Short exercise
Output the lines of the material from the line with "app-clonephone[interactable]: ▣ClonePhone —" up to and including the line with "hide-settings-button[interactable]: Hide Settings" as a JSON list of strings, one string per line, omitting blank lines.

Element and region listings
----------
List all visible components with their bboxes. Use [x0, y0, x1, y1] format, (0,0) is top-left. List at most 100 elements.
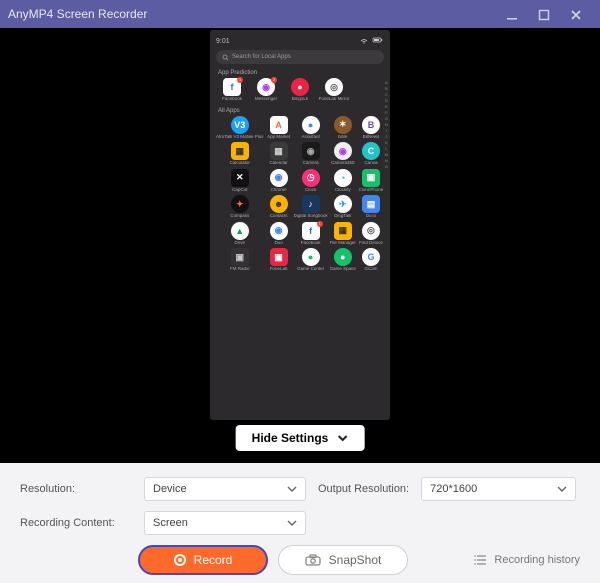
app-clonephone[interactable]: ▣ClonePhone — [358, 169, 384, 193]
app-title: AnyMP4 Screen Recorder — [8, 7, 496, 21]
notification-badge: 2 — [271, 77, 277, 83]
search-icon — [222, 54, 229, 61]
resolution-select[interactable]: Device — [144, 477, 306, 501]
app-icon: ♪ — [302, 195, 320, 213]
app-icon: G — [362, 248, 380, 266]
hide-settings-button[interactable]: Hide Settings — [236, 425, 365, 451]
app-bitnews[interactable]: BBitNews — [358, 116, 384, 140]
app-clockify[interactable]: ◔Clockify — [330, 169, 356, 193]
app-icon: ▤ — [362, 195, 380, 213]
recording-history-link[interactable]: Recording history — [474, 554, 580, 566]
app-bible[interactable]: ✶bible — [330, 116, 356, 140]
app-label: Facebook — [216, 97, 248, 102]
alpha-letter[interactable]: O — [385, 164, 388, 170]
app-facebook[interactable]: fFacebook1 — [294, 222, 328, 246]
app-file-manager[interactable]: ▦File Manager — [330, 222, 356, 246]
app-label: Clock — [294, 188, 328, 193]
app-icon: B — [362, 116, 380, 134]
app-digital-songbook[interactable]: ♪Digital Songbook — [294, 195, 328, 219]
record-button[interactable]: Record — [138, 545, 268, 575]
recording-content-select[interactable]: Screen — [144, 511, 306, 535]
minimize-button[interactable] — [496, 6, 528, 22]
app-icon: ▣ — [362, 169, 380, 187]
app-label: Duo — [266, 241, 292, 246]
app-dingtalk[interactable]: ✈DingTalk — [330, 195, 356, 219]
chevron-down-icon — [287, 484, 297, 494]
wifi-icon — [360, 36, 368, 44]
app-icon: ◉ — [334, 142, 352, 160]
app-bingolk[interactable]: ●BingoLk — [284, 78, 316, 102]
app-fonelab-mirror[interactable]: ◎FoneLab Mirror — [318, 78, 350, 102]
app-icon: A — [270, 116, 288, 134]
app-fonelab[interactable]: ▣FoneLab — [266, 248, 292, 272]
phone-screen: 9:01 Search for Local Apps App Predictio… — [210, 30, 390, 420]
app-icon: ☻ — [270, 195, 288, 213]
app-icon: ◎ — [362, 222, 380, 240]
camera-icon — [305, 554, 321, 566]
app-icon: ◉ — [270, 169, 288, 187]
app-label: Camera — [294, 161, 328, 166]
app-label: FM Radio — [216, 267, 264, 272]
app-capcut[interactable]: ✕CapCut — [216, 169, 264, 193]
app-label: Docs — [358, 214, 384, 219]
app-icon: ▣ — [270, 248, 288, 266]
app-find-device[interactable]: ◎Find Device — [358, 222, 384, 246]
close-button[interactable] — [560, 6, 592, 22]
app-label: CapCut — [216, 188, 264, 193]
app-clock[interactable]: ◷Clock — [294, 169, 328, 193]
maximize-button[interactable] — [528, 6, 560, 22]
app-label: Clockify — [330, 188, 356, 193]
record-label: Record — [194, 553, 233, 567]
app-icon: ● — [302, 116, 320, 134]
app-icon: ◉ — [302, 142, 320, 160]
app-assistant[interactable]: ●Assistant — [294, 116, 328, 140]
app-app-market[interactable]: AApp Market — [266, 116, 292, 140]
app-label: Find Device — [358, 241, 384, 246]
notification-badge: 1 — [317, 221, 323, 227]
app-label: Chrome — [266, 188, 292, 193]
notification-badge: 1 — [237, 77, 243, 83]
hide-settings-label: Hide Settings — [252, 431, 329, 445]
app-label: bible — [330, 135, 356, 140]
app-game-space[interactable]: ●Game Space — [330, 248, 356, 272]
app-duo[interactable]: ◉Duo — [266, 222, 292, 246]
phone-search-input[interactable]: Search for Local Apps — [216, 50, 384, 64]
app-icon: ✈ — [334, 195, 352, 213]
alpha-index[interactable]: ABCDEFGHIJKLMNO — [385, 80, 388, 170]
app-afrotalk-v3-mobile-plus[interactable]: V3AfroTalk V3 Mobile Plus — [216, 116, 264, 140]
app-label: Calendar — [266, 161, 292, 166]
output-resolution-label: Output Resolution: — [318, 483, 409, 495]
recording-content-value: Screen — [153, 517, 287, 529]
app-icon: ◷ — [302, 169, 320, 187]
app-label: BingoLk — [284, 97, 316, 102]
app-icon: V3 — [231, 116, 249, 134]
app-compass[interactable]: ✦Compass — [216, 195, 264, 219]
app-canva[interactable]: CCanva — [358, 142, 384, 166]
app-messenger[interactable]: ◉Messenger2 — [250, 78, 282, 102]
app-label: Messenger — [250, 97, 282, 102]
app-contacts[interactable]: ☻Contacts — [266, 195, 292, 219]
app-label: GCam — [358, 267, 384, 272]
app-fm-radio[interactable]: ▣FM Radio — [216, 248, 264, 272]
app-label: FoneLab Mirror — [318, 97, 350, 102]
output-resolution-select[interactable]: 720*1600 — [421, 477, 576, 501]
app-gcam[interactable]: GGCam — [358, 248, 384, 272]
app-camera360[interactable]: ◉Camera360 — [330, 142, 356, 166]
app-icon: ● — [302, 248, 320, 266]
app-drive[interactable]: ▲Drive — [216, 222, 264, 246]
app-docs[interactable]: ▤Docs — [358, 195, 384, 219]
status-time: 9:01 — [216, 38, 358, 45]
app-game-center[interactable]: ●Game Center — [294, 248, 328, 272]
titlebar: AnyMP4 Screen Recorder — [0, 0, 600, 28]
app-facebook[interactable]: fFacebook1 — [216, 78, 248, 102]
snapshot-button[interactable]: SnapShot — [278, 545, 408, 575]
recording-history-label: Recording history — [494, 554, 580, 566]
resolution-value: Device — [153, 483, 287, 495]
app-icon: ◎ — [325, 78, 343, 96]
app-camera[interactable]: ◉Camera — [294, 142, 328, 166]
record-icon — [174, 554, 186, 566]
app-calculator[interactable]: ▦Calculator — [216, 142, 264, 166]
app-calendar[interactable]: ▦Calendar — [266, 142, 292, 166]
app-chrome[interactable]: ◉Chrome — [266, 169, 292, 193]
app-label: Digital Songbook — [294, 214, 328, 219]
----------
Worked answer
[
  "app-clonephone[interactable]: ▣ClonePhone — [358, 169, 384, 193]",
  "app-title: AnyMP4 Screen Recorder — [8, 7, 496, 21]",
  "notification-badge: 2 — [271, 77, 277, 83]",
  "search-icon — [222, 54, 229, 61]",
  "resolution-select[interactable]: Device — [144, 477, 306, 501]",
  "app-icon: ♪ — [302, 195, 320, 213]",
  "app-icon: G — [362, 248, 380, 266]",
  "hide-settings-button[interactable]: Hide Settings — [236, 425, 365, 451]"
]